# Extracted entries
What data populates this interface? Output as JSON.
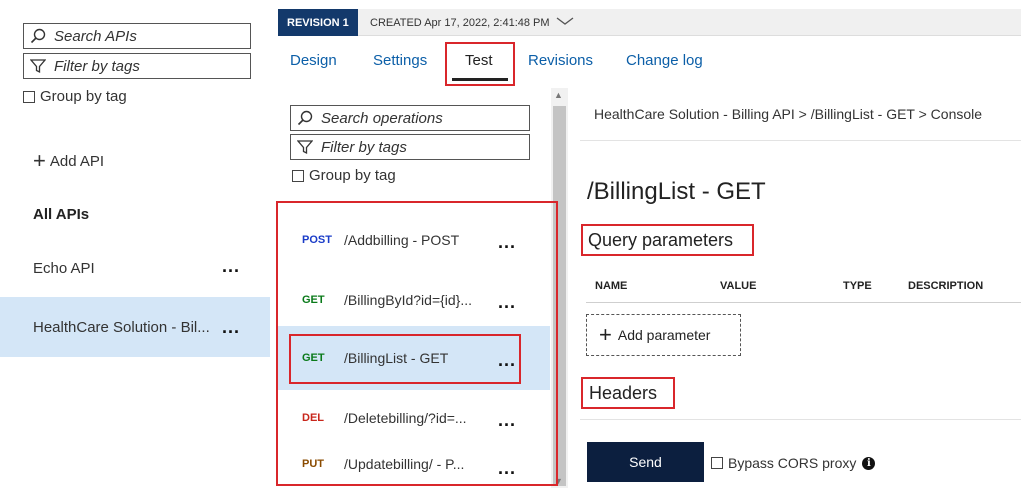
{
  "left_panel": {
    "search_placeholder": "Search APIs",
    "filter_placeholder": "Filter by tags",
    "group_by_tag": "Group by tag",
    "add_api": "Add API",
    "all_apis": "All APIs",
    "apis": [
      {
        "name": "Echo API"
      },
      {
        "name": "HealthCare Solution - Bil..."
      }
    ],
    "more": "..."
  },
  "revision_bar": {
    "tag": "REVISION 1",
    "created": "CREATED Apr 17, 2022, 2:41:48 PM"
  },
  "tabs": [
    {
      "label": "Design"
    },
    {
      "label": "Settings"
    },
    {
      "label": "Test"
    },
    {
      "label": "Revisions"
    },
    {
      "label": "Change log"
    }
  ],
  "operations_panel": {
    "search_placeholder": "Search operations",
    "filter_placeholder": "Filter by tags",
    "group_by_tag": "Group by tag",
    "operations": [
      {
        "verb": "POST",
        "path": "/Addbilling - POST",
        "color": "#1a3cc8"
      },
      {
        "verb": "GET",
        "path": "/BillingById?id={id}...",
        "color": "#0a7a1a"
      },
      {
        "verb": "GET",
        "path": "/BillingList - GET",
        "color": "#0a7a1a"
      },
      {
        "verb": "DEL",
        "path": "/Deletebilling/?id=...",
        "color": "#c8261b"
      },
      {
        "verb": "PUT",
        "path": "/Updatebilling/ - P...",
        "color": "#8a4b00"
      }
    ],
    "more": "..."
  },
  "console": {
    "breadcrumb": "HealthCare Solution - Billing API > /BillingList - GET > Console",
    "title": "/BillingList - GET",
    "query_params_heading": "Query parameters",
    "columns": [
      "NAME",
      "VALUE",
      "TYPE",
      "DESCRIPTION"
    ],
    "add_parameter": "Add parameter",
    "headers_heading": "Headers",
    "send": "Send",
    "bypass_cors": "Bypass CORS proxy"
  },
  "colors": {
    "accent": "#0c5fa8",
    "highlight": "#d4e6f7",
    "annotation_red": "#d9262b",
    "send_bg": "#0c1f3f"
  }
}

# What is asked
Show every line from the entries above in which the word "label" appears.

# Complete output
      "label": "Design"
      "label": "Settings"
      "label": "Test"
      "label": "Revisions"
      "label": "Change log"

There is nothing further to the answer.